• Task prompt: Every entry below should be transcribed exactly; pictures stay out of the copy.

• Listed entries:
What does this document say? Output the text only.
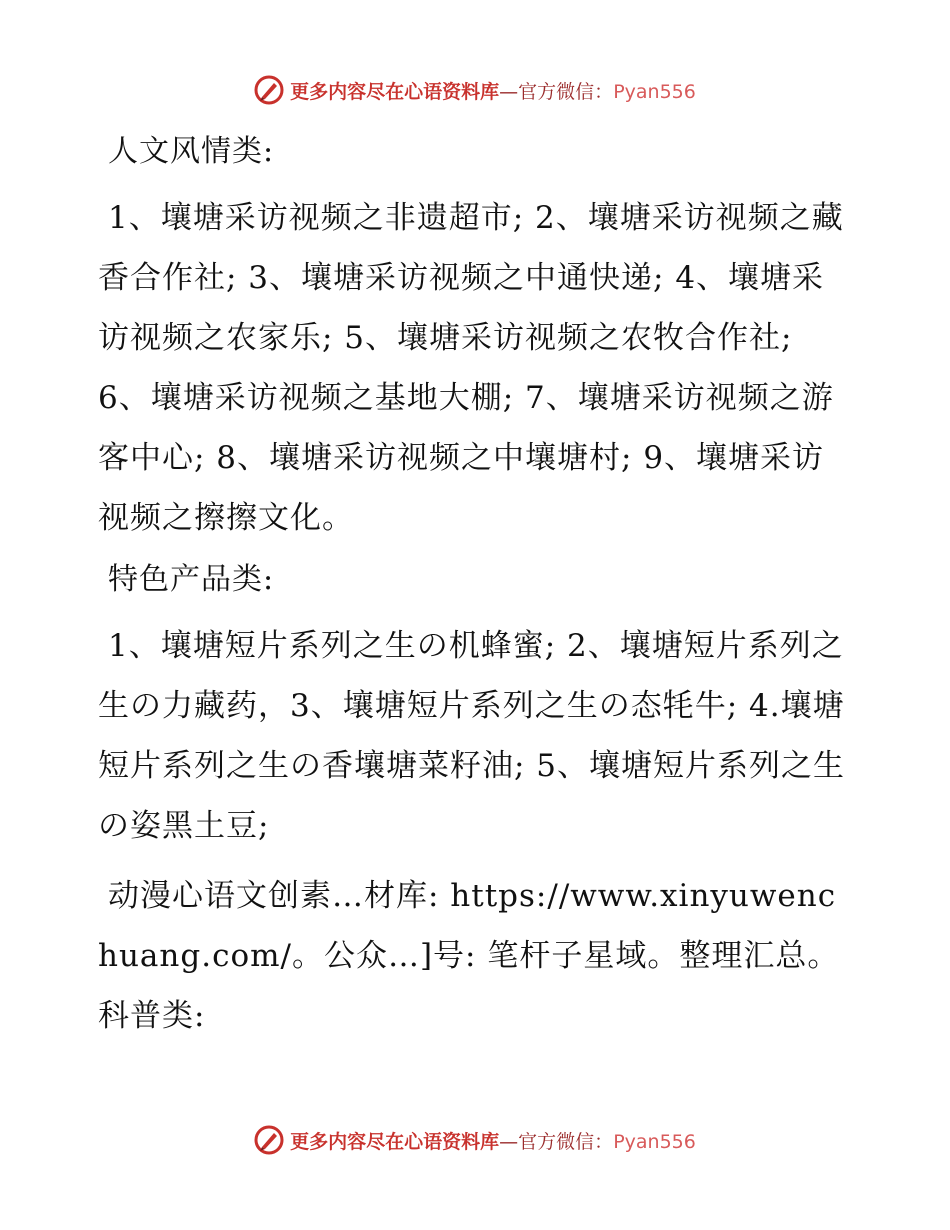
更多内容尽在心语资料库—官方微信：Pyan556
人文风情类:

1、壤塘采访视频之非遗超市; 2、壤塘采访视频之藏香合作社; 3、壤塘采访视频之中通快递; 4、壤塘采访视频之农家乐; 5、壤塘采访视频之农牧合作社; 6、壤塘采访视频之基地大棚; 7、壤塘采访视频之游客中心; 8、壤塘采访视频之中壤塘村; 9、壤塘采访视频之擦擦文化。

特色产品类:

1、壤塘短片系列之生の机蜂蜜; 2、壤塘短片系列之生の力藏药，3、壤塘短片系列之生の态牦牛; 4.壤塘短片系列之生の香壤塘菜籽油; 5、壤塘短片系列之生の姿黑土豆;

动漫心语文创素…材库: https://www.xinyuwenchuang.com/。公众…]号: 笔杆子星域。整理汇总。科普类:

更多内容尽在心语资料库—官方微信：Pyan556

• Completed exercise:
What does this document say? Output the text only.
更多内容尽在心语资料库—官方微信：Pyan556
人文风情类:

1、壤塘采访视频之非遗超市; 2、壤塘采访视频之藏香合作社; 3、壤塘采访视频之中通快递; 4、壤塘采访视频之农家乐; 5、壤塘采访视频之农牧合作社; 6、壤塘采访视频之基地大棚; 7、壤塘采访视频之游客中心; 8、壤塘采访视频之中壤塘村; 9、壤塘采访视频之擦擦文化。

特色产品类:

1、壤塘短片系列之生の机蜂蜜; 2、壤塘短片系列之生の力藏药，3、壤塘短片系列之生の态牦牛; 4.壤塘短片系列之生の香壤塘菜籽油; 5、壤塘短片系列之生の姿黑土豆;

动漫心语文创素…材库: https://www.xinyuwenchuang.com/。公众…]号: 笔杆子星域。整理汇总。科普类:

更多内容尽在心语资料库—官方微信：Pyan556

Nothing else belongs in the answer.